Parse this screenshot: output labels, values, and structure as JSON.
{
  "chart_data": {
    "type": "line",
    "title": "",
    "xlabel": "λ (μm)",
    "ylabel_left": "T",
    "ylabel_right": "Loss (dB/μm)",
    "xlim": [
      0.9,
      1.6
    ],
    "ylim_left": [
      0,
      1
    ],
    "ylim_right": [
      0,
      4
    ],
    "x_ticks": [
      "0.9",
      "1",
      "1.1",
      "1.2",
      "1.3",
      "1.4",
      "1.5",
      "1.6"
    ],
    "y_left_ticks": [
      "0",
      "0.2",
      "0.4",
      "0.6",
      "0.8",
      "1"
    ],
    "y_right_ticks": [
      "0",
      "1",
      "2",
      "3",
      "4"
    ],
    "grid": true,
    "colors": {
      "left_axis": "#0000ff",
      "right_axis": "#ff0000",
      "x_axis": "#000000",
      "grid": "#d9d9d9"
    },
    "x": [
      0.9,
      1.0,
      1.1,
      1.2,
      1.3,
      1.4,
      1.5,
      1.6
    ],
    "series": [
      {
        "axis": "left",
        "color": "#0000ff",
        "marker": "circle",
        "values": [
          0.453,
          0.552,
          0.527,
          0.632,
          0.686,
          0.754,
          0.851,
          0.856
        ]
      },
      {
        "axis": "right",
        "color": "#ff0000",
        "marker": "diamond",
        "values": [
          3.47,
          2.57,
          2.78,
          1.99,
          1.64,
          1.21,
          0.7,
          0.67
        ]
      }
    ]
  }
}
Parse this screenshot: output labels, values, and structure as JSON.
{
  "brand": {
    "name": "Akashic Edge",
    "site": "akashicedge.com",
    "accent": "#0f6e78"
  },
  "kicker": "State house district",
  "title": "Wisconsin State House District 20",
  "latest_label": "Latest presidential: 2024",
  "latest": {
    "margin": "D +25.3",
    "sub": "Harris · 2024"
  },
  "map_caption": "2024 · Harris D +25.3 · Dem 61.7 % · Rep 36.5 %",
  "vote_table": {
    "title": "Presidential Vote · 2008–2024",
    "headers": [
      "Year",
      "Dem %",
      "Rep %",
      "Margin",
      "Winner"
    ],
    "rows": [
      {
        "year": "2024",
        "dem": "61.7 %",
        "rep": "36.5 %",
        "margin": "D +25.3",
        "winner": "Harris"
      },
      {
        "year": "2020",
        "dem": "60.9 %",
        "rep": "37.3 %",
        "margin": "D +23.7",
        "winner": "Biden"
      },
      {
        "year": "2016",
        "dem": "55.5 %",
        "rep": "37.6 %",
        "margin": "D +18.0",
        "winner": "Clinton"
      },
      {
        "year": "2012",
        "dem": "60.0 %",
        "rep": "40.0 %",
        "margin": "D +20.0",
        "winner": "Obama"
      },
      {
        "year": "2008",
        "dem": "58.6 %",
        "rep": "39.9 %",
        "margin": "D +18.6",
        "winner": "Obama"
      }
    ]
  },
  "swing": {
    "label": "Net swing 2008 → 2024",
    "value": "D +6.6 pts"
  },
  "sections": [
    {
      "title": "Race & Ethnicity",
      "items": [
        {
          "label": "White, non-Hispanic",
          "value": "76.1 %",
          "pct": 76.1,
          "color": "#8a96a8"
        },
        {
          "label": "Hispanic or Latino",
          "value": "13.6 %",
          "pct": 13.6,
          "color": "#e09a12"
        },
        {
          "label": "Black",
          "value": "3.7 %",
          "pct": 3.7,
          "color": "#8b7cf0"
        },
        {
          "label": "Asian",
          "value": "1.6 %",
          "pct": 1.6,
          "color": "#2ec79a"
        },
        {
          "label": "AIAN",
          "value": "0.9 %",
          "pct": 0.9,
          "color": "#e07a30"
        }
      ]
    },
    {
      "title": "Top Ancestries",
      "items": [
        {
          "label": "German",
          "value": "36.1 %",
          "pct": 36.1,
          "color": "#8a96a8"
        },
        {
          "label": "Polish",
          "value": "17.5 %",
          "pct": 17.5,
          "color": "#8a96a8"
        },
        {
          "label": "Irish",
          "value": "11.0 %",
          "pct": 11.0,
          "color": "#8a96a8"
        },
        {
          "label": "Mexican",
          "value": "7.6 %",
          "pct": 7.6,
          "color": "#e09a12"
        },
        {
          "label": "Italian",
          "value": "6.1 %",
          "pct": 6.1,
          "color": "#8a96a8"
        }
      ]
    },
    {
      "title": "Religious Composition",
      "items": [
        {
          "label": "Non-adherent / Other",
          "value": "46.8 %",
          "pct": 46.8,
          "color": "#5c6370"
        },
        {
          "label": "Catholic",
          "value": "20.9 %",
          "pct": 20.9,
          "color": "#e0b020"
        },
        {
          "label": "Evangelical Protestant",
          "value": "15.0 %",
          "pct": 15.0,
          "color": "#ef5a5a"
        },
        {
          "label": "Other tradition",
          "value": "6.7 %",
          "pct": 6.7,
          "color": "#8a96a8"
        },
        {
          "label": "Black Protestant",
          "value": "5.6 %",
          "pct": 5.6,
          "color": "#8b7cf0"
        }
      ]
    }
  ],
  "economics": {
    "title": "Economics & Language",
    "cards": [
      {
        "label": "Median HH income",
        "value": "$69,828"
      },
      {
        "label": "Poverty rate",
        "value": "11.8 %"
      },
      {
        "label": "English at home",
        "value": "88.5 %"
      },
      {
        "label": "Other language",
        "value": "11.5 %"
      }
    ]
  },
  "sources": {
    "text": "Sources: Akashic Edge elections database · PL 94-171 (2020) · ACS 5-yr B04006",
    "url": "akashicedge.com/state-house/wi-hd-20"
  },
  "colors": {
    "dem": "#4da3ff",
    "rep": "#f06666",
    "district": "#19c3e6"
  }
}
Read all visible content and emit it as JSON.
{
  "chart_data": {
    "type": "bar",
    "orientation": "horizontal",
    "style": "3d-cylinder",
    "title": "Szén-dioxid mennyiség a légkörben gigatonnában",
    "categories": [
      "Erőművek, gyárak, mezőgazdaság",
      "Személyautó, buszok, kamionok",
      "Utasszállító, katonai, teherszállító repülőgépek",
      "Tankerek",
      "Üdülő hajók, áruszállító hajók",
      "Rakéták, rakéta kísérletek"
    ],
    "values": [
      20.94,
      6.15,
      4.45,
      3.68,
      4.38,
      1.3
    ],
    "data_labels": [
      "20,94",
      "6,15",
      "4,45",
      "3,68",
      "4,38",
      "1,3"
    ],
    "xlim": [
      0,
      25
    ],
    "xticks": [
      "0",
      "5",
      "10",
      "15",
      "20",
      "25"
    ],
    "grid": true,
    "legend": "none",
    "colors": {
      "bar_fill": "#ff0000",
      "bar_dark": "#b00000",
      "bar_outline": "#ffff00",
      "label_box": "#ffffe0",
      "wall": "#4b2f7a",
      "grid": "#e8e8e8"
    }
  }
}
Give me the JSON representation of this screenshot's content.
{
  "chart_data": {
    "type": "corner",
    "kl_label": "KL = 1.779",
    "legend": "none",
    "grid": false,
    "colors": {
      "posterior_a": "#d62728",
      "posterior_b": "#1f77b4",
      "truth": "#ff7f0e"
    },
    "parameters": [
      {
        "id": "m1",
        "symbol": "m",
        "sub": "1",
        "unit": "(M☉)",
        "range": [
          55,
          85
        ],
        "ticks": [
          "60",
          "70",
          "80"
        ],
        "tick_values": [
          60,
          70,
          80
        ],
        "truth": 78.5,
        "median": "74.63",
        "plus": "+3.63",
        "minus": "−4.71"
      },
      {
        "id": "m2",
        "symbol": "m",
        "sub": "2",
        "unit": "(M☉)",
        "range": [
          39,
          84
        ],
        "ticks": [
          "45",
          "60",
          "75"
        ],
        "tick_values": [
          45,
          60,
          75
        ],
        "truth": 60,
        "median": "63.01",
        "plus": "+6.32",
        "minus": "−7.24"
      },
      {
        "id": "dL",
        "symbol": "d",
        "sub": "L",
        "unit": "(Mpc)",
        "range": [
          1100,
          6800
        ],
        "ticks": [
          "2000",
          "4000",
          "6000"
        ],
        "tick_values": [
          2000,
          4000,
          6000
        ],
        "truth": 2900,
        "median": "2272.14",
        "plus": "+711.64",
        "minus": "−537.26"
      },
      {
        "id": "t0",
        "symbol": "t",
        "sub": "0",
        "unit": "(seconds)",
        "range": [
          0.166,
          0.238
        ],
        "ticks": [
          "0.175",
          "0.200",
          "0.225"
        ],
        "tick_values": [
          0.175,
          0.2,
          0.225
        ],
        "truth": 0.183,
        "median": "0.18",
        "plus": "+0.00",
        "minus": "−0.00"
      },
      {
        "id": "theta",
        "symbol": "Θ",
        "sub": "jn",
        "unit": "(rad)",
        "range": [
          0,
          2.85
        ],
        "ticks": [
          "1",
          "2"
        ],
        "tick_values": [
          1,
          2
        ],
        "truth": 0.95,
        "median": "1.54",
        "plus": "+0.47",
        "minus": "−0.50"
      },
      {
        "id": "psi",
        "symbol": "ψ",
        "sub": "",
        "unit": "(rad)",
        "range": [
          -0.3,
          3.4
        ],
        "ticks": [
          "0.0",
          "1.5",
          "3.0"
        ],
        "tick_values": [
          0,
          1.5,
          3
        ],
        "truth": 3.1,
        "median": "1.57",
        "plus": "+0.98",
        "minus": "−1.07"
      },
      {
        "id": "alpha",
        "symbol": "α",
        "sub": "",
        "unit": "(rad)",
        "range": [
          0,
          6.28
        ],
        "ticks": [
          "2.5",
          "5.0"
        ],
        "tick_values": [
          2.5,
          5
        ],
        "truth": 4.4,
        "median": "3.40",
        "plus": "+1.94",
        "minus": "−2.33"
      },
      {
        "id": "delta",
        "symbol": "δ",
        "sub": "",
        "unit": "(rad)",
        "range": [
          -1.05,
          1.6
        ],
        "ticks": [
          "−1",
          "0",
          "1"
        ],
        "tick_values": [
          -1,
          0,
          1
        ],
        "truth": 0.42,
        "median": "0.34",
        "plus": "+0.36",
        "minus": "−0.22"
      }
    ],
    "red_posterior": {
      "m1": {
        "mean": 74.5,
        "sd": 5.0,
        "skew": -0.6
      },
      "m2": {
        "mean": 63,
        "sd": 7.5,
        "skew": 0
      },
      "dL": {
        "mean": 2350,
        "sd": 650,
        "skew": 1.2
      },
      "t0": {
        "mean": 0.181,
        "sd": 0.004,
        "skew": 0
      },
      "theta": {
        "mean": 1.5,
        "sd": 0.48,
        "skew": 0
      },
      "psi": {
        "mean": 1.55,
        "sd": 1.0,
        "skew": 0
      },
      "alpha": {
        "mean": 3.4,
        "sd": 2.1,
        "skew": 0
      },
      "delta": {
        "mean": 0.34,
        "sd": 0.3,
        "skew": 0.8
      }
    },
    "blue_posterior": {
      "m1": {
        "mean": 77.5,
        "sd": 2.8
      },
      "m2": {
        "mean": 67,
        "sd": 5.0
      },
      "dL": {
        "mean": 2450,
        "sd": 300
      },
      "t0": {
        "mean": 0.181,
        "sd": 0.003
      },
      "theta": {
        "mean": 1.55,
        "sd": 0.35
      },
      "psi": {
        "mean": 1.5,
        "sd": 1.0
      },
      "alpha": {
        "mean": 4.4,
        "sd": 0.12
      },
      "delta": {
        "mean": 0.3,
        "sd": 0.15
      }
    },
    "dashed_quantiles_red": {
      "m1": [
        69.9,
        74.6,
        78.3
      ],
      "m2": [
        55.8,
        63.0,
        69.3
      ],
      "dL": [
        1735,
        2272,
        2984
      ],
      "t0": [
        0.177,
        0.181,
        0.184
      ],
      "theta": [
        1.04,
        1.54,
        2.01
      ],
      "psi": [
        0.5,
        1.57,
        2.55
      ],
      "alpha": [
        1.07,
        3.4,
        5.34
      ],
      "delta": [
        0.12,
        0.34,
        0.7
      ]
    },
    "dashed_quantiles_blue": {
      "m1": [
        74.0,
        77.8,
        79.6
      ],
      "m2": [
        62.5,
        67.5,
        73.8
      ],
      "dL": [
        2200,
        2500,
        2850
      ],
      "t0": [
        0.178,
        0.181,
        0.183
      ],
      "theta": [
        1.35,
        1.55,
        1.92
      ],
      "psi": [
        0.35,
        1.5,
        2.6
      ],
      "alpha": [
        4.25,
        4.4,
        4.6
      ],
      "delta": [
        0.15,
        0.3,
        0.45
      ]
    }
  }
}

*WRITTEN EXERCISE*. The word "content" appears in how many lines of the records? Give the number only.

*EXERCISE RESPONSE*. 2